## EXERCISE
From the entries below, please gather each line containing the string "screenshot".

>> BEGIN EXTRACTED MATERIAL

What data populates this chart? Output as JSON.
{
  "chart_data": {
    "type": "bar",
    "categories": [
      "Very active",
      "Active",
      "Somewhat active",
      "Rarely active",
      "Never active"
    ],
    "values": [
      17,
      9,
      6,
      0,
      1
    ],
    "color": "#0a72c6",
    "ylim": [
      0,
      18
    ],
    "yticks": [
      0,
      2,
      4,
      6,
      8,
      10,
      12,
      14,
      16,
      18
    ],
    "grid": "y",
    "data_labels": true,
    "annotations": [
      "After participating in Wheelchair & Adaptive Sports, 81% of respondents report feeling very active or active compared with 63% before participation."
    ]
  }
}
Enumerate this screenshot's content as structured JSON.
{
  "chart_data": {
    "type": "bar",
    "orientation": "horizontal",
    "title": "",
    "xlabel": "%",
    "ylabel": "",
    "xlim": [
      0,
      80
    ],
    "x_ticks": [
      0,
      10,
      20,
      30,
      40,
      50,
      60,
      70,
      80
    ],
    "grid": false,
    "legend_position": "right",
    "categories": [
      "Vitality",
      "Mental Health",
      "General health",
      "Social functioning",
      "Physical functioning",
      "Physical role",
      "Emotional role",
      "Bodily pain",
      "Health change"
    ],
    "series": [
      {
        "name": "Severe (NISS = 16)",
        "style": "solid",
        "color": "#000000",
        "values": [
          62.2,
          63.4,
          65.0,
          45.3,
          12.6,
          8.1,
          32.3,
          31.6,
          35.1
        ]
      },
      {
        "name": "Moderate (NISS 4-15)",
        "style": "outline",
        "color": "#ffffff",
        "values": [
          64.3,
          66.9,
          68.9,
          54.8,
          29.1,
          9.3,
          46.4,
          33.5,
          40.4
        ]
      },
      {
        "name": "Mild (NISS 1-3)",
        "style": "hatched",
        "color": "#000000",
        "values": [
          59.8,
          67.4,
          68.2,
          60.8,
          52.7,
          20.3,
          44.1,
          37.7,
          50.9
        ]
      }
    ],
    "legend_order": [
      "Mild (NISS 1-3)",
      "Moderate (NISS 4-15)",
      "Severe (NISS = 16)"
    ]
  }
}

>> END EXTRACTED MATERIAL
>> BEGIN EXTRACTED MATERIAL

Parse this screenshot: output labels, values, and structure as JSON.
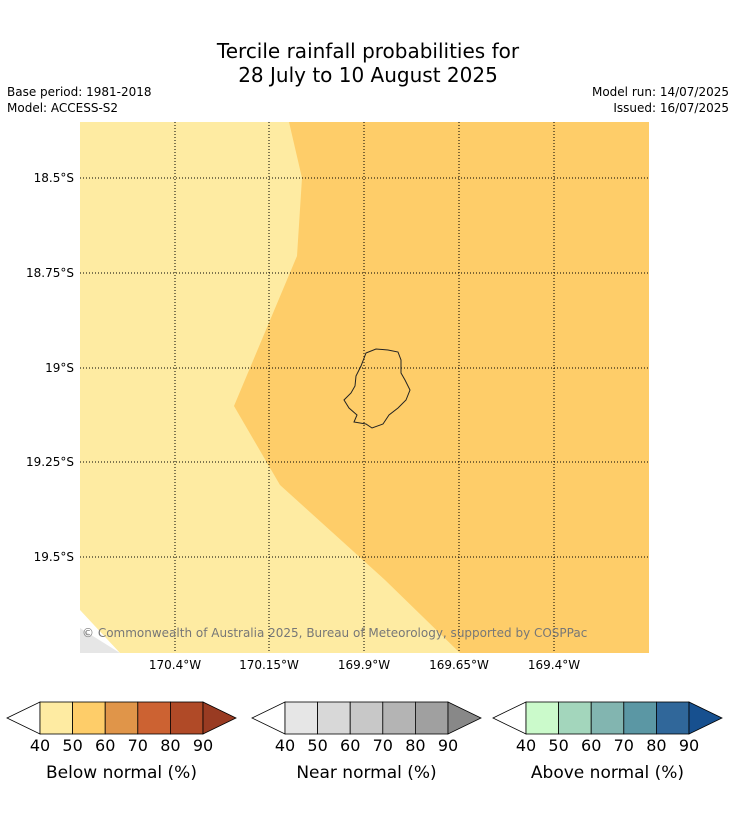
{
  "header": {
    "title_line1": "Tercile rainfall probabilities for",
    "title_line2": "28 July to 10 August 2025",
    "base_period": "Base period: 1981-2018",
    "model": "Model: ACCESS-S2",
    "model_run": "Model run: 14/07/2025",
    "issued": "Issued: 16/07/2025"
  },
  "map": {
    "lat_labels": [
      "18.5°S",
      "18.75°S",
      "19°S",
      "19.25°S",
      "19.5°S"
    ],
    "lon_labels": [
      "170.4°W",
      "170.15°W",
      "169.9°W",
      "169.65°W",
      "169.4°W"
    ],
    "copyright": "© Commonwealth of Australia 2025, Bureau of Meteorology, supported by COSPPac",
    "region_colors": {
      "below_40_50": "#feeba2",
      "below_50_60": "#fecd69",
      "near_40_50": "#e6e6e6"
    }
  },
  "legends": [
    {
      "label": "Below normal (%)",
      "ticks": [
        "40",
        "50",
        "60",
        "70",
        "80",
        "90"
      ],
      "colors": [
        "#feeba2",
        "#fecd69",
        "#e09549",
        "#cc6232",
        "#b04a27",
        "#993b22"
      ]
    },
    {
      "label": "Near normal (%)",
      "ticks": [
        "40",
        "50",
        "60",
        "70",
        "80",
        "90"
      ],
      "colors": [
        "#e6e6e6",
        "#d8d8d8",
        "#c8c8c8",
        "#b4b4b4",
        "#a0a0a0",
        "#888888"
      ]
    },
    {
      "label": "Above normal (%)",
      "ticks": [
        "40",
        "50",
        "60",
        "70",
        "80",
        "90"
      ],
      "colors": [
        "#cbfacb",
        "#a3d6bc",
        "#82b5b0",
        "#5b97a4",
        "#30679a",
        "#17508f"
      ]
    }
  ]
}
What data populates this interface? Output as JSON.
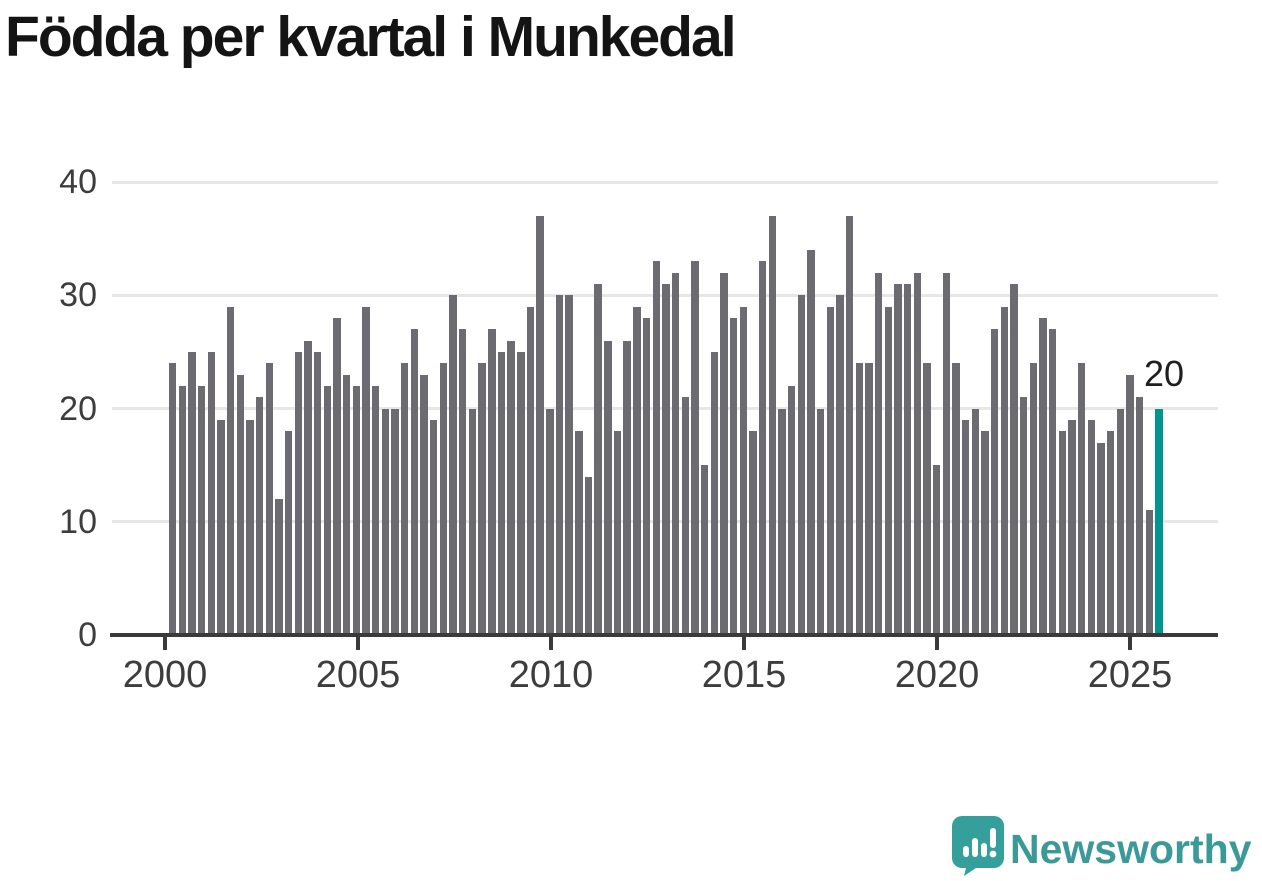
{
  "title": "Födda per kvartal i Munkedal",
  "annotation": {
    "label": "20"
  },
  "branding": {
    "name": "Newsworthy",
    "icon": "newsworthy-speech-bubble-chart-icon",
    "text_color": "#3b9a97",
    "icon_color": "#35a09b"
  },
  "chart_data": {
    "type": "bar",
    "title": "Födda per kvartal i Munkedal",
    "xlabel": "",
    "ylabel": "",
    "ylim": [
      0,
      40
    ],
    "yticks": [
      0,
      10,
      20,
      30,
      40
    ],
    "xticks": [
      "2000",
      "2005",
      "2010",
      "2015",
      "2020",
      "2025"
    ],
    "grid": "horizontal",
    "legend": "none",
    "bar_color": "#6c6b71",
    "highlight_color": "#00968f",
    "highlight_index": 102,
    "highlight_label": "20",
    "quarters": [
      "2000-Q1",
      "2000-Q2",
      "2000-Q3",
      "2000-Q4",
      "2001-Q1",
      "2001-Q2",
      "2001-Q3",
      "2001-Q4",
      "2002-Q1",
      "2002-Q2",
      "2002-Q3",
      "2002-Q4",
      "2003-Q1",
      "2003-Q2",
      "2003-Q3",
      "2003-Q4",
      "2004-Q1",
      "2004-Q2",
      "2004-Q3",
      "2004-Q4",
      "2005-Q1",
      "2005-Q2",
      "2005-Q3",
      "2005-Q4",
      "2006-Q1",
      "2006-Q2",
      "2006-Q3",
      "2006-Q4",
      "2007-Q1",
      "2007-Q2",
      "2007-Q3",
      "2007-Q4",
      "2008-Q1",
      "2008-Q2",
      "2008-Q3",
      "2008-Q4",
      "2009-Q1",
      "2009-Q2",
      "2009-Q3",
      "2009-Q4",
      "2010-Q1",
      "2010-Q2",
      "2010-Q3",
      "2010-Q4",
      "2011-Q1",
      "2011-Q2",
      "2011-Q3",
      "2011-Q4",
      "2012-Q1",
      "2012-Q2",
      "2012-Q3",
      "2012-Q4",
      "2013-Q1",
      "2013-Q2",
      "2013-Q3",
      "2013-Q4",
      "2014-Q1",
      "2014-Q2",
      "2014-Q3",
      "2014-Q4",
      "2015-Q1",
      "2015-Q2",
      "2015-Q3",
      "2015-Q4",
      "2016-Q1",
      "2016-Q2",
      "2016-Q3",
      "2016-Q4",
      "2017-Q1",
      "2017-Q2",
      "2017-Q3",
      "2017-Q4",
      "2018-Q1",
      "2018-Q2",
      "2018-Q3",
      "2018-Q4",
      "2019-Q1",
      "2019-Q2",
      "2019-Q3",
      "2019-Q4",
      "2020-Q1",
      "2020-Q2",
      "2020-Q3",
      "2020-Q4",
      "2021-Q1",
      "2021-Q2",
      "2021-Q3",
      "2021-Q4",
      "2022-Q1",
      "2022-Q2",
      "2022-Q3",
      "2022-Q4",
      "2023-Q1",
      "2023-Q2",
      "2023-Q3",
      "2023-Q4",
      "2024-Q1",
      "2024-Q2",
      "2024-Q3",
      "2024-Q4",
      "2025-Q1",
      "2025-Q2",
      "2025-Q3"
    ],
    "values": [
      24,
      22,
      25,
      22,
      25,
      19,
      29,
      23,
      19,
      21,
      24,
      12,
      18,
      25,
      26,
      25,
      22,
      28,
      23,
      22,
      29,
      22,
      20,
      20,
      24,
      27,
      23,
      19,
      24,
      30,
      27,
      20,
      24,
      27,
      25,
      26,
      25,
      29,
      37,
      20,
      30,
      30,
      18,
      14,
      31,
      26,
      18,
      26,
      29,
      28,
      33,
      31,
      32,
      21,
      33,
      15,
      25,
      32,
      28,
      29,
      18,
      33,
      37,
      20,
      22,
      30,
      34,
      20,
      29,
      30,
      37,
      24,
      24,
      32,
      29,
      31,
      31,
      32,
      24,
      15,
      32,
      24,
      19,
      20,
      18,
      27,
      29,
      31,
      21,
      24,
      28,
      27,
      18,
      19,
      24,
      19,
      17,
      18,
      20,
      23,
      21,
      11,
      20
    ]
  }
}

>> END EXTRACTED MATERIAL

## ANSWER BELOW
Enumerate this screenshot's content as structured JSON.
Parse this screenshot: output labels, values, and structure as JSON.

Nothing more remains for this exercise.